• _Set exercise_
Below are the records; reproduce all of them exactly but without any images.

• _Data to process_
━━━━━━
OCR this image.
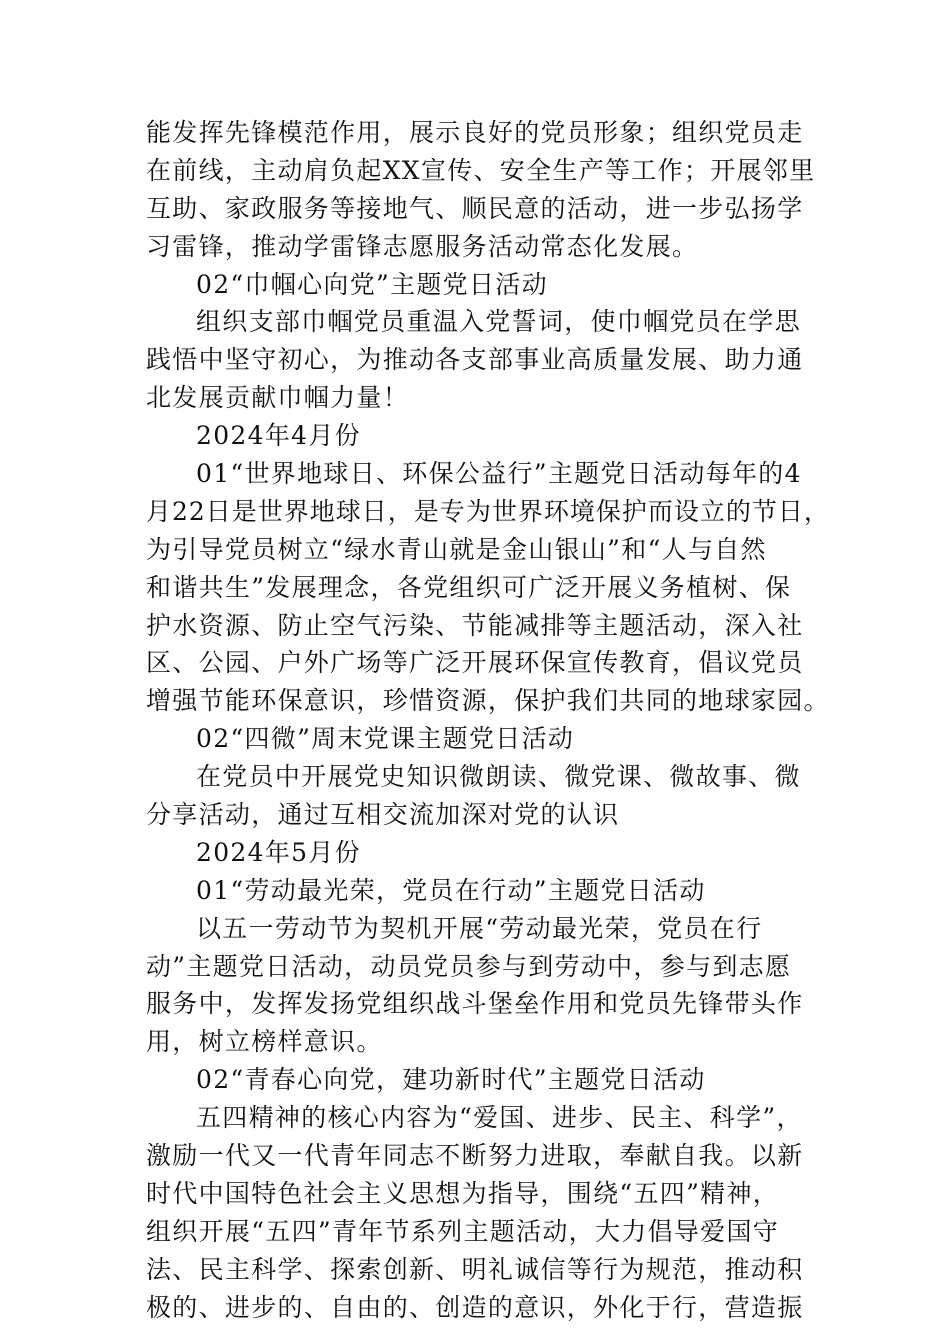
能发挥先锋模范作用，展示良好的党员形象；组织党员走
在前线，主动肩负起XX宣传、安全生产等工作；开展邻里
互助、家政服务等接地气、顺民意的活动，进一步弘扬学
习雷锋，推动学雷锋志愿服务活动常态化发展。
02“巾帼心向党”主题党日活动
组织支部巾帼党员重温入党誓词，使巾帼党员在学思
践悟中坚守初心，为推动各支部事业高质量发展、助力通
北发展贡献巾帼力量！
2024年4月份
01“世界地球日、环保公益行”主题党日活动每年的4
月22日是世界地球日，是专为世界环境保护而设立的节日，
为引导党员树立“绿水青山就是金山银山”和“人与自然
和谐共生”发展理念，各党组织可广泛开展义务植树、保
护水资源、防止空气污染、节能减排等主题活动，深入社
区、公园、户外广场等广泛开展环保宣传教育，倡议党员
增强节能环保意识，珍惜资源，保护我们共同的地球家园。
02“四微”周末党课主题党日活动
在党员中开展党史知识微朗读、微党课、微故事、微
分享活动，通过互相交流加深对党的认识
2024年5月份
01“劳动最光荣，党员在行动”主题党日活动
以五一劳动节为契机开展“劳动最光荣，党员在行
动”主题党日活动，动员党员参与到劳动中，参与到志愿
服务中，发挥发扬党组织战斗堡垒作用和党员先锋带头作
用，树立榜样意识。
02“青春心向党，建功新时代”主题党日活动
五四精神的核心内容为“爱国、进步、民主、科学”，
激励一代又一代青年同志不断努力进取，奉献自我。以新
时代中国特色社会主义思想为指导，围绕“五四”精神，
组织开展“五四”青年节系列主题活动，大力倡导爱国守
法、民主科学、探索创新、明礼诚信等行为规范，推动积
极的、进步的、自由的、创造的意识，外化于行，营造振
━━━━━━
• _Output of the exercise_
OCR this image.
能发挥先锋模范作用，展示良好的党员形象；组织党员走
在前线，主动肩负起XX宣传、安全生产等工作；开展邻里
互助、家政服务等接地气、顺民意的活动，进一步弘扬学
习雷锋，推动学雷锋志愿服务活动常态化发展。
02“巾帼心向党”主题党日活动
组织支部巾帼党员重温入党誓词，使巾帼党员在学思
践悟中坚守初心，为推动各支部事业高质量发展、助力通
北发展贡献巾帼力量！
2024年4月份
01“世界地球日、环保公益行”主题党日活动每年的4
月22日是世界地球日，是专为世界环境保护而设立的节日，
为引导党员树立“绿水青山就是金山银山”和“人与自然
和谐共生”发展理念，各党组织可广泛开展义务植树、保
护水资源、防止空气污染、节能减排等主题活动，深入社
区、公园、户外广场等广泛开展环保宣传教育，倡议党员
增强节能环保意识，珍惜资源，保护我们共同的地球家园。
02“四微”周末党课主题党日活动
在党员中开展党史知识微朗读、微党课、微故事、微
分享活动，通过互相交流加深对党的认识
2024年5月份
01“劳动最光荣，党员在行动”主题党日活动
以五一劳动节为契机开展“劳动最光荣，党员在行
动”主题党日活动，动员党员参与到劳动中，参与到志愿
服务中，发挥发扬党组织战斗堡垒作用和党员先锋带头作
用，树立榜样意识。
02“青春心向党，建功新时代”主题党日活动
五四精神的核心内容为“爱国、进步、民主、科学”，
激励一代又一代青年同志不断努力进取，奉献自我。以新
时代中国特色社会主义思想为指导，围绕“五四”精神，
组织开展“五四”青年节系列主题活动，大力倡导爱国守
法、民主科学、探索创新、明礼诚信等行为规范，推动积
极的、进步的、自由的、创造的意识，外化于行，营造振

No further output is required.